==== Data lines ====
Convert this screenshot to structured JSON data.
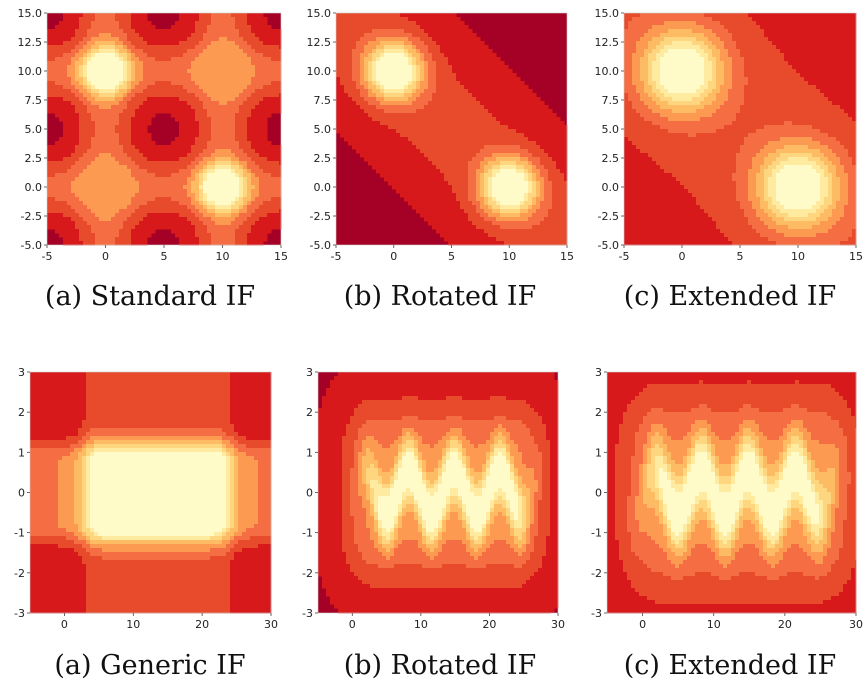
{
  "captions": {
    "top": [
      "(a) Standard IF",
      "(b) Rotated IF",
      "(c) Extended IF"
    ],
    "bottom": [
      "(a) Generic IF",
      "(b) Rotated IF",
      "(c) Extended IF"
    ]
  },
  "palette": [
    "#a50026",
    "#d7191c",
    "#e84a2c",
    "#f46d43",
    "#fb9a50",
    "#fdbb63",
    "#fed680",
    "#ffeba0",
    "#fffbc8"
  ],
  "chart_data": [
    {
      "type": "heatmap",
      "variant": "filled-contour",
      "model": "standard",
      "title": "",
      "xlabel": "",
      "ylabel": "",
      "xlim": [
        -5,
        15
      ],
      "ylim": [
        -5,
        15
      ],
      "xticks": [
        -5,
        0,
        5,
        10,
        15
      ],
      "yticks": [
        -5.0,
        -2.5,
        0.0,
        2.5,
        5.0,
        7.5,
        10.0,
        12.5,
        15.0
      ],
      "hotspots": [
        {
          "x": 0,
          "y": 10
        },
        {
          "x": 10,
          "y": 0
        }
      ]
    },
    {
      "type": "heatmap",
      "variant": "filled-contour",
      "model": "rotated",
      "title": "",
      "xlabel": "",
      "ylabel": "",
      "xlim": [
        -5,
        15
      ],
      "ylim": [
        -5,
        15
      ],
      "xticks": [
        -5,
        0,
        5,
        10,
        15
      ],
      "yticks": [
        -5.0,
        -2.5,
        0.0,
        2.5,
        5.0,
        7.5,
        10.0,
        12.5,
        15.0
      ],
      "hotspots": [
        {
          "x": 0,
          "y": 10
        },
        {
          "x": 10,
          "y": 0
        }
      ]
    },
    {
      "type": "heatmap",
      "variant": "filled-contour",
      "model": "extended",
      "title": "",
      "xlabel": "",
      "ylabel": "",
      "xlim": [
        -5,
        15
      ],
      "ylim": [
        -5,
        15
      ],
      "xticks": [
        -5,
        0,
        5,
        10,
        15
      ],
      "yticks": [
        -5.0,
        -2.5,
        0.0,
        2.5,
        5.0,
        7.5,
        10.0,
        12.5,
        15.0
      ],
      "hotspots": [
        {
          "x": 0,
          "y": 10
        },
        {
          "x": 10,
          "y": 0
        }
      ]
    },
    {
      "type": "heatmap",
      "variant": "filled-contour",
      "model": "generic",
      "title": "",
      "xlabel": "",
      "ylabel": "",
      "xlim": [
        -5,
        30
      ],
      "ylim": [
        -3,
        3
      ],
      "xticks": [
        0,
        10,
        20,
        30
      ],
      "yticks": [
        -3,
        -2,
        -1,
        0,
        1,
        2,
        3
      ],
      "data_extent": {
        "x": [
          2,
          25
        ],
        "y": [
          -1,
          1
        ]
      }
    },
    {
      "type": "heatmap",
      "variant": "filled-contour",
      "model": "rotated-sine",
      "title": "",
      "xlabel": "",
      "ylabel": "",
      "xlim": [
        -5,
        30
      ],
      "ylim": [
        -3,
        3
      ],
      "xticks": [
        0,
        10,
        20,
        30
      ],
      "yticks": [
        -3,
        -2,
        -1,
        0,
        1,
        2,
        3
      ],
      "data_extent": {
        "x": [
          2,
          25
        ],
        "y": [
          -1,
          1
        ]
      }
    },
    {
      "type": "heatmap",
      "variant": "filled-contour",
      "model": "extended-sine",
      "title": "",
      "xlabel": "",
      "ylabel": "",
      "xlim": [
        -5,
        30
      ],
      "ylim": [
        -3,
        3
      ],
      "xticks": [
        0,
        10,
        20,
        30
      ],
      "yticks": [
        -3,
        -2,
        -1,
        0,
        1,
        2,
        3
      ],
      "data_extent": {
        "x": [
          2,
          25
        ],
        "y": [
          -1,
          1
        ]
      }
    }
  ]
}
====
Written request:
Leave out the pictures and retype every line above exactly.

Answer in full:
Convert this screenshot to structured JSON data.
{
  "captions": {
    "top": [
      "(a) Standard IF",
      "(b) Rotated IF",
      "(c) Extended IF"
    ],
    "bottom": [
      "(a) Generic IF",
      "(b) Rotated IF",
      "(c) Extended IF"
    ]
  },
  "palette": [
    "#a50026",
    "#d7191c",
    "#e84a2c",
    "#f46d43",
    "#fb9a50",
    "#fdbb63",
    "#fed680",
    "#ffeba0",
    "#fffbc8"
  ],
  "chart_data": [
    {
      "type": "heatmap",
      "variant": "filled-contour",
      "model": "standard",
      "title": "",
      "xlabel": "",
      "ylabel": "",
      "xlim": [
        -5,
        15
      ],
      "ylim": [
        -5,
        15
      ],
      "xticks": [
        -5,
        0,
        5,
        10,
        15
      ],
      "yticks": [
        -5.0,
        -2.5,
        0.0,
        2.5,
        5.0,
        7.5,
        10.0,
        12.5,
        15.0
      ],
      "hotspots": [
        {
          "x": 0,
          "y": 10
        },
        {
          "x": 10,
          "y": 0
        }
      ]
    },
    {
      "type": "heatmap",
      "variant": "filled-contour",
      "model": "rotated",
      "title": "",
      "xlabel": "",
      "ylabel": "",
      "xlim": [
        -5,
        15
      ],
      "ylim": [
        -5,
        15
      ],
      "xticks": [
        -5,
        0,
        5,
        10,
        15
      ],
      "yticks": [
        -5.0,
        -2.5,
        0.0,
        2.5,
        5.0,
        7.5,
        10.0,
        12.5,
        15.0
      ],
      "hotspots": [
        {
          "x": 0,
          "y": 10
        },
        {
          "x": 10,
          "y": 0
        }
      ]
    },
    {
      "type": "heatmap",
      "variant": "filled-contour",
      "model": "extended",
      "title": "",
      "xlabel": "",
      "ylabel": "",
      "xlim": [
        -5,
        15
      ],
      "ylim": [
        -5,
        15
      ],
      "xticks": [
        -5,
        0,
        5,
        10,
        15
      ],
      "yticks": [
        -5.0,
        -2.5,
        0.0,
        2.5,
        5.0,
        7.5,
        10.0,
        12.5,
        15.0
      ],
      "hotspots": [
        {
          "x": 0,
          "y": 10
        },
        {
          "x": 10,
          "y": 0
        }
      ]
    },
    {
      "type": "heatmap",
      "variant": "filled-contour",
      "model": "generic",
      "title": "",
      "xlabel": "",
      "ylabel": "",
      "xlim": [
        -5,
        30
      ],
      "ylim": [
        -3,
        3
      ],
      "xticks": [
        0,
        10,
        20,
        30
      ],
      "yticks": [
        -3,
        -2,
        -1,
        0,
        1,
        2,
        3
      ],
      "data_extent": {
        "x": [
          2,
          25
        ],
        "y": [
          -1,
          1
        ]
      }
    },
    {
      "type": "heatmap",
      "variant": "filled-contour",
      "model": "rotated-sine",
      "title": "",
      "xlabel": "",
      "ylabel": "",
      "xlim": [
        -5,
        30
      ],
      "ylim": [
        -3,
        3
      ],
      "xticks": [
        0,
        10,
        20,
        30
      ],
      "yticks": [
        -3,
        -2,
        -1,
        0,
        1,
        2,
        3
      ],
      "data_extent": {
        "x": [
          2,
          25
        ],
        "y": [
          -1,
          1
        ]
      }
    },
    {
      "type": "heatmap",
      "variant": "filled-contour",
      "model": "extended-sine",
      "title": "",
      "xlabel": "",
      "ylabel": "",
      "xlim": [
        -5,
        30
      ],
      "ylim": [
        -3,
        3
      ],
      "xticks": [
        0,
        10,
        20,
        30
      ],
      "yticks": [
        -3,
        -2,
        -1,
        0,
        1,
        2,
        3
      ],
      "data_extent": {
        "x": [
          2,
          25
        ],
        "y": [
          -1,
          1
        ]
      }
    }
  ]
}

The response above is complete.